____ Document
The Expo at the Gaylord Opryland Resort and Convention Center provided more than 100 acres of hands-on demonstrations from the top manufacturers of trucks, tractors, ATVs, UTVs, archery equipment and land management technology throughout the weekend, August 12-14. Sponsors like Bass Pro Shops and Ram Trucks, as well as guest performer Jeff Foxworthy, helped draw a crowd of more than 20,000 people.
NRCS was one of hundreds of organizations with exhibits demonstrating ways to best manage and conserve the land. The Expo was held in conjunction with the Mossy Oak True North Seminar Summit, a series designed specifically for hunters, landowners, and land managers wanting to get the most from their properties through wildlife management and habitat development.
“We designed the seminar summit to resemble a land and wildlife management university with cutting-edge topics presented by the nation's top experts,” said Brian Murphy, CEO of Quality Deer Management Association.
White gave one of two keynote speeches over the weekend, which he used to describe best land management practices and present before and after images of successful conservation initiatives.
________
Exercise task A —
Summarize the expo text in two sentences.
The expo text and the entries have no connection to each other.
____ Data section
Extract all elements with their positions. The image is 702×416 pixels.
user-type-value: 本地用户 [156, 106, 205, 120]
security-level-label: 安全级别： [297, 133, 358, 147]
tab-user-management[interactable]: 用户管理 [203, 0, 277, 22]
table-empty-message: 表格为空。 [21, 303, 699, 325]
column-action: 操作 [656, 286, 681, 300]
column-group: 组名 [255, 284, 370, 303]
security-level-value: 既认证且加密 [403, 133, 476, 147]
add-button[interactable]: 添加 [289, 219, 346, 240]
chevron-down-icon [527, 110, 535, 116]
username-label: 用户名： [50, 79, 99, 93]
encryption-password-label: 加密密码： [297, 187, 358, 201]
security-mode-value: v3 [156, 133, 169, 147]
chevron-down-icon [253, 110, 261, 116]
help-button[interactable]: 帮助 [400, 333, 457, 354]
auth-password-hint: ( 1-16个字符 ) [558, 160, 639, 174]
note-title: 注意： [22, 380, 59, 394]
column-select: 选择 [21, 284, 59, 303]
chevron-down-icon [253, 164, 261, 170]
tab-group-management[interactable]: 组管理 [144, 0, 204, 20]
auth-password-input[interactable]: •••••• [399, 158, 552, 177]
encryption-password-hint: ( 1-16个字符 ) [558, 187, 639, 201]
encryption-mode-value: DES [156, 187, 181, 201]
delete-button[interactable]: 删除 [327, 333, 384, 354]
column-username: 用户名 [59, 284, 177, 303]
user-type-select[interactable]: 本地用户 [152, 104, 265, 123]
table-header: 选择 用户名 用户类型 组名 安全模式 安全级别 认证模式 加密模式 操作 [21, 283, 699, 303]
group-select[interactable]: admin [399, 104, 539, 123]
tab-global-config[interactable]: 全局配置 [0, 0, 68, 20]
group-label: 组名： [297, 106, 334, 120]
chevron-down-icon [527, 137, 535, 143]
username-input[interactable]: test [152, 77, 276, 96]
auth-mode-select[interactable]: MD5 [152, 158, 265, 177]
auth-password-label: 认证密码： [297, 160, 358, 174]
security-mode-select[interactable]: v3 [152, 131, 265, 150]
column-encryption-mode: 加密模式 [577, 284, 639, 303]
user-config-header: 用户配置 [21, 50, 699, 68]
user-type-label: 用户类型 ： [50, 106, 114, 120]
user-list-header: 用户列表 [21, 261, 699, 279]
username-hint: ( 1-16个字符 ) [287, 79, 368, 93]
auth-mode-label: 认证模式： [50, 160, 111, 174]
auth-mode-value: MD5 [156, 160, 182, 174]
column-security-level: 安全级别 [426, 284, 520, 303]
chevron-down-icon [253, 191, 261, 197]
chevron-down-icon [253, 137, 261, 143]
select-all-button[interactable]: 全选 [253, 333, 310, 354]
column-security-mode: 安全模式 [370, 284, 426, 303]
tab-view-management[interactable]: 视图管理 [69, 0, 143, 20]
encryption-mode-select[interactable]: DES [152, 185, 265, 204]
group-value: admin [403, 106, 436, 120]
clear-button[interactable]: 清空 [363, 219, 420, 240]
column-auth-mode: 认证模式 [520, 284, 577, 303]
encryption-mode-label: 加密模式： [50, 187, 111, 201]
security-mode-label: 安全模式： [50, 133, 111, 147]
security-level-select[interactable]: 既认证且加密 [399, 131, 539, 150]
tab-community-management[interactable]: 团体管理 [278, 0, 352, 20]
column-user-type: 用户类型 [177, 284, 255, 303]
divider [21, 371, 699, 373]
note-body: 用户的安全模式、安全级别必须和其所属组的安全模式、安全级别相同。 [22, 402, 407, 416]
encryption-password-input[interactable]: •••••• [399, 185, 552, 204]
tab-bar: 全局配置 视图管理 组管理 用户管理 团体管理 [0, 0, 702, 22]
________
Exercise task B —
Copy out the entries starting at their first line and ending at the line containing "tab-group-management[interactable]: 组管理 [144, 0, 204, 20]", with both of those lines included.

Right answer A —
Held August 12-14 at the Gaylord Opryland Resort and Convention Center, the Expo offered more than 100 acres of hands-on demonstrations from top manufacturers of trucks, tractors, ATVs, UTVs, archery equipment and land management technology, and it drew a crowd of more than 20,000 people. NRCS was among hundreds of organizations exhibiting ways to manage and conserve the land, and the Expo ran in conjunction with the Mossy Oak True North Seminar Summit, a series for hunters, landowners and land managers seeking to get the most from their properties through wildlife management and habitat development.

Right answer B —
Extract all elements with their positions. The image is 702×416 pixels.
user-type-value: 本地用户 [156, 106, 205, 120]
security-level-label: 安全级别： [297, 133, 358, 147]
tab-user-management[interactable]: 用户管理 [203, 0, 277, 22]
table-empty-message: 表格为空。 [21, 303, 699, 325]
column-action: 操作 [656, 286, 681, 300]
column-group: 组名 [255, 284, 370, 303]
security-level-value: 既认证且加密 [403, 133, 476, 147]
add-button[interactable]: 添加 [289, 219, 346, 240]
chevron-down-icon [527, 110, 535, 116]
username-label: 用户名： [50, 79, 99, 93]
encryption-password-label: 加密密码： [297, 187, 358, 201]
security-mode-value: v3 [156, 133, 169, 147]
chevron-down-icon [253, 110, 261, 116]
help-button[interactable]: 帮助 [400, 333, 457, 354]
auth-password-hint: ( 1-16个字符 ) [558, 160, 639, 174]
note-title: 注意： [22, 380, 59, 394]
column-select: 选择 [21, 284, 59, 303]
chevron-down-icon [253, 164, 261, 170]
tab-group-management[interactable]: 组管理 [144, 0, 204, 20]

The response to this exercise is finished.